*EXERCISE GOAL*. Skip the pictures and extract all of the lines exactly as written.

Collected data entries
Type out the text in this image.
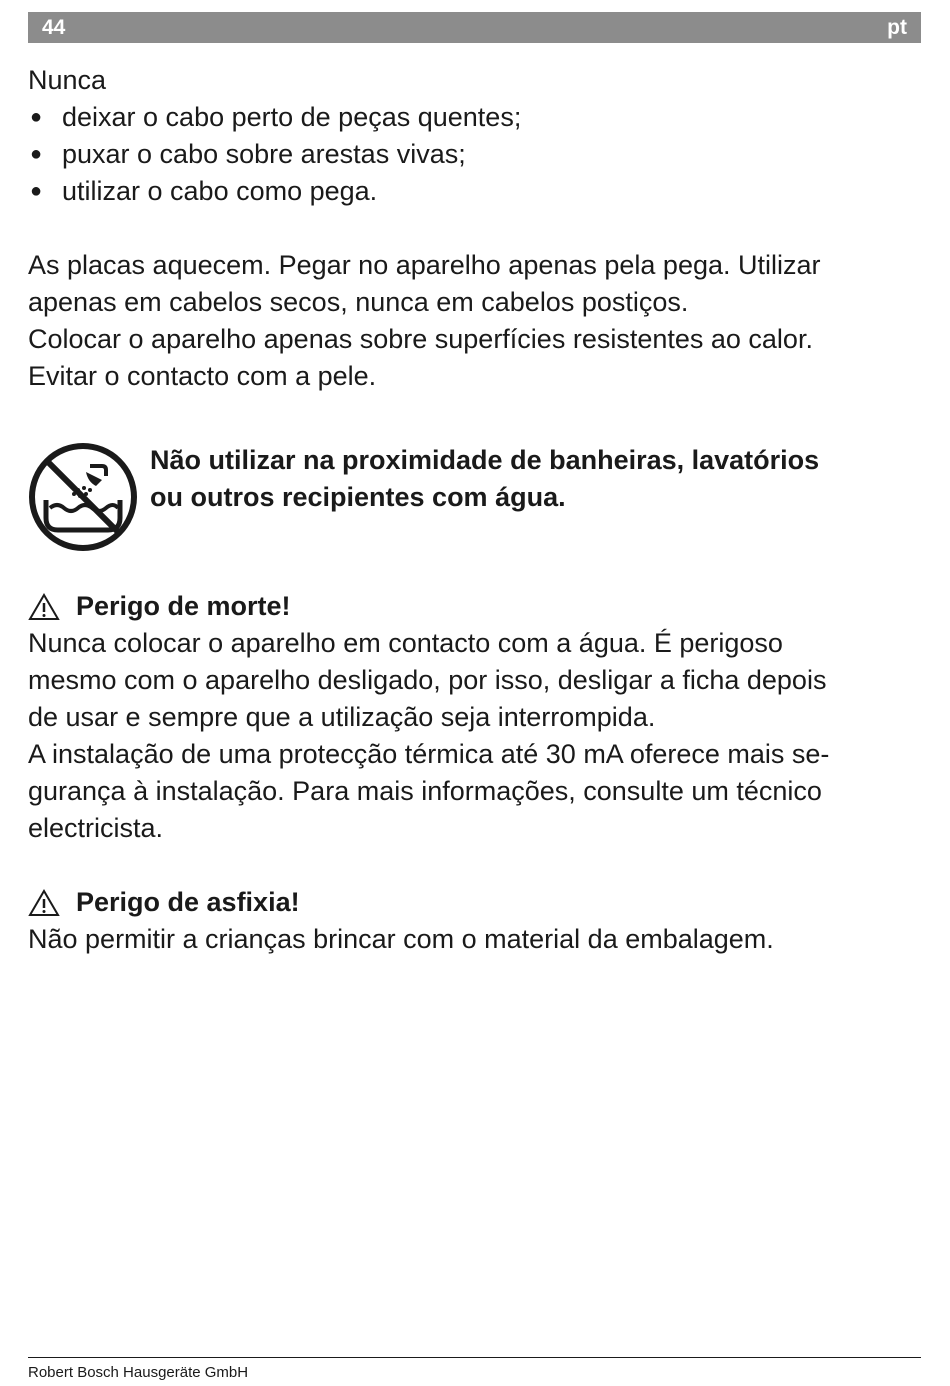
44	pt

Nunca

● deixar o cabo perto de peças quentes;
● puxar o cabo sobre arestas vivas;
● utilizar o cabo como pega.

As placas aquecem. Pegar no aparelho apenas pela pega. Utilizar

apenas em cabelos secos, nunca em cabelos postiços.

Colocar o aparelho apenas sobre superfícies resistentes ao calor.

Evitar o contacto com a pele.

Não utilizar na proximidade de banheiras, lavatórios

ou outros recipientes com água.

Perigo de morte!

Nunca colocar o aparelho em contacto com a água. É perigoso

mesmo com o aparelho desligado, por isso, desligar a ficha depois

de usar e sempre que a utilização seja interrompida.

A instalação de uma protecção térmica até 30 mA oferece mais se-

gurança à instalação. Para mais informações, consulte um técnico

electricista.

Perigo de asfixia!

Não permitir a crianças brincar com o material da embalagem.

Robert Bosch Hausgeräte GmbH
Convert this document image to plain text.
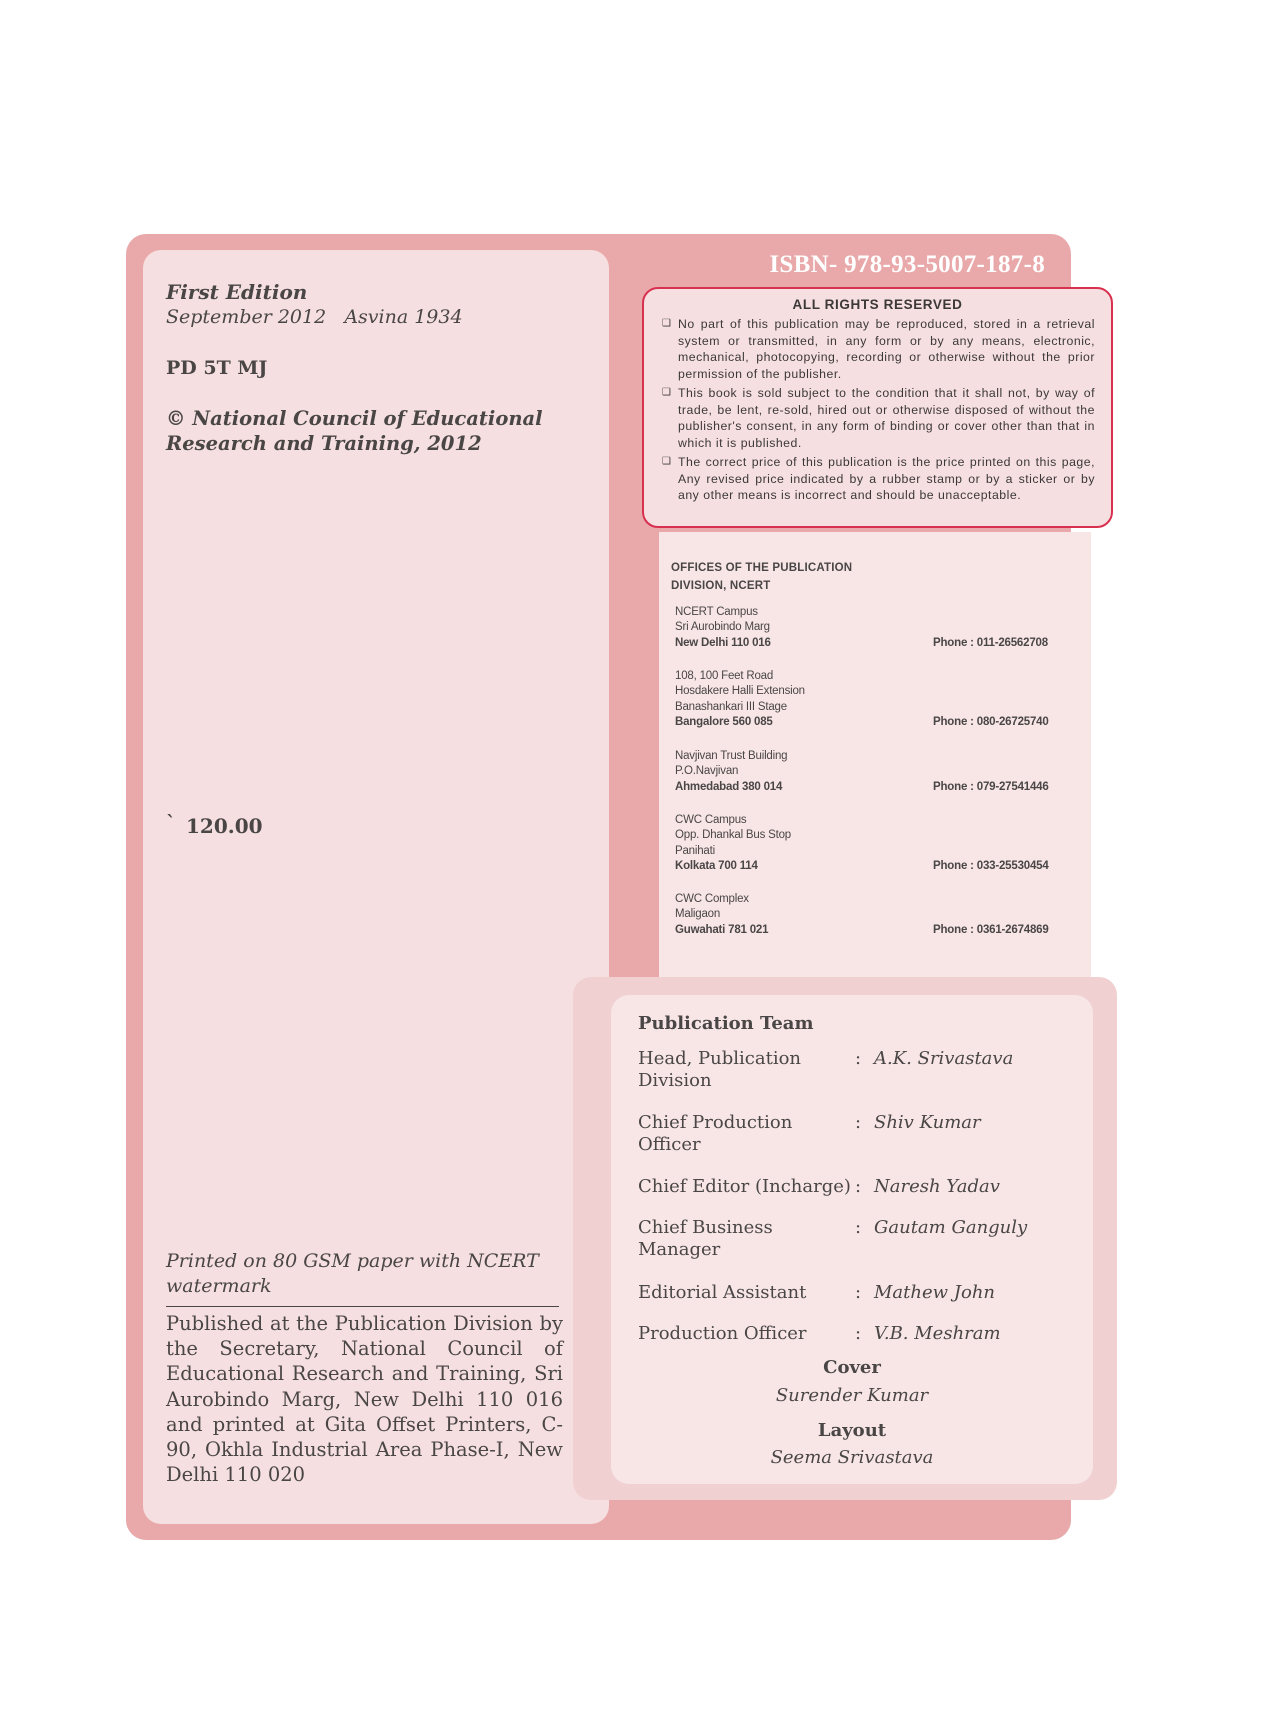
First Edition
September 2012   Asvina 1934
PD 5T MJ
© National Council of Educational
Research and Training, 2012
` 120.00
Printed on 80 GSM paper with NCERT watermark
Published at the Publication Division by the Secretary, National Council of Educational Research and Training, Sri Aurobindo Marg, New Delhi 110 016 and printed at Gita Offset Printers, C-90, Okhla Industrial Area Phase-I, New Delhi 110 020
ISBN- 978-93-5007-187-8
ALL RIGHTS RESERVED
❑ No part of this publication may be reproduced, stored in a retrieval system or transmitted, in any form or by any means, electronic, mechanical, photocopying, recording or otherwise without the prior permission of the publisher.
❑ This book is sold subject to the condition that it shall not, by way of trade, be lent, re-sold, hired out or otherwise disposed of without the publisher's consent, in any form of binding or cover other than that in which it is published.
❑ The correct price of this publication is the price printed on this page, Any revised price indicated by a rubber stamp or by a sticker or by any other means is incorrect and should be unacceptable.
OFFICES OF THE PUBLICATION
DIVISION, NCERT
NCERT Campus
Sri Aurobindo Marg
New Delhi 110 016	Phone : 011-26562708
108, 100 Feet Road
Hosdakere Halli Extension
Banashankari III Stage
Bangalore 560 085	Phone : 080-26725740
Navjivan Trust Building
P.O.Navjivan
Ahmedabad 380 014	Phone : 079-27541446
CWC Campus
Opp. Dhankal Bus Stop
Panihati
Kolkata 700 114	Phone : 033-25530454
CWC Complex
Maligaon
Guwahati 781 021	Phone : 0361-2674869
Publication Team
Head, Publication Division
: A.K. Srivastava
Chief Production Officer
: Shiv Kumar
Chief Editor (Incharge) : Naresh Yadav
Chief Business Manager
: Gautam Ganguly
Editorial Assistant	: Mathew John
Production Officer	: V.B. Meshram
Cover
Surender Kumar
Layout
Seema Srivastava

*RESPONSE TO THE EXERCISE*.
Type out the text in this image.
44	pt

Nunca

● deixar o cabo perto de peças quentes;
● puxar o cabo sobre arestas vivas;
● utilizar o cabo como pega.

As placas aquecem. Pegar no aparelho apenas pela pega. Utilizar

apenas em cabelos secos, nunca em cabelos postiços.

Colocar o aparelho apenas sobre superfícies resistentes ao calor.

Evitar o contacto com a pele.

Não utilizar na proximidade de banheiras, lavatórios

ou outros recipientes com água.

Perigo de morte!

Nunca colocar o aparelho em contacto com a água. É perigoso

mesmo com o aparelho desligado, por isso, desligar a ficha depois

de usar e sempre que a utilização seja interrompida.

A instalação de uma protecção térmica até 30 mA oferece mais se-

gurança à instalação. Para mais informações, consulte um técnico

electricista.

Perigo de asfixia!

Não permitir a crianças brincar com o material da embalagem.

Robert Bosch Hausgeräte GmbH
Convert this document image to plain text.
First Edition
September 2012   Asvina 1934
PD 5T MJ
© National Council of Educational
Research and Training, 2012
` 120.00
Printed on 80 GSM paper with NCERT watermark
Published at the Publication Division by the Secretary, National Council of Educational Research and Training, Sri Aurobindo Marg, New Delhi 110 016 and printed at Gita Offset Printers, C-90, Okhla Industrial Area Phase-I, New Delhi 110 020
ISBN- 978-93-5007-187-8
ALL RIGHTS RESERVED
❑ No part of this publication may be reproduced, stored in a retrieval system or transmitted, in any form or by any means, electronic, mechanical, photocopying, recording or otherwise without the prior permission of the publisher.
❑ This book is sold subject to the condition that it shall not, by way of trade, be lent, re-sold, hired out or otherwise disposed of without the publisher's consent, in any form of binding or cover other than that in which it is published.
❑ The correct price of this publication is the price printed on this page, Any revised price indicated by a rubber stamp or by a sticker or by any other means is incorrect and should be unacceptable.
OFFICES OF THE PUBLICATION
DIVISION, NCERT
NCERT Campus
Sri Aurobindo Marg
New Delhi 110 016	Phone : 011-26562708
108, 100 Feet Road
Hosdakere Halli Extension
Banashankari III Stage
Bangalore 560 085	Phone : 080-26725740
Navjivan Trust Building
P.O.Navjivan
Ahmedabad 380 014	Phone : 079-27541446
CWC Campus
Opp. Dhankal Bus Stop
Panihati
Kolkata 700 114	Phone : 033-25530454
CWC Complex
Maligaon
Guwahati 781 021	Phone : 0361-2674869
Publication Team
Head, Publication Division
: A.K. Srivastava
Chief Production Officer
: Shiv Kumar
Chief Editor (Incharge) : Naresh Yadav
Chief Business Manager
: Gautam Ganguly
Editorial Assistant	: Mathew John
Production Officer	: V.B. Meshram
Cover
Surender Kumar
Layout
Seema Srivastava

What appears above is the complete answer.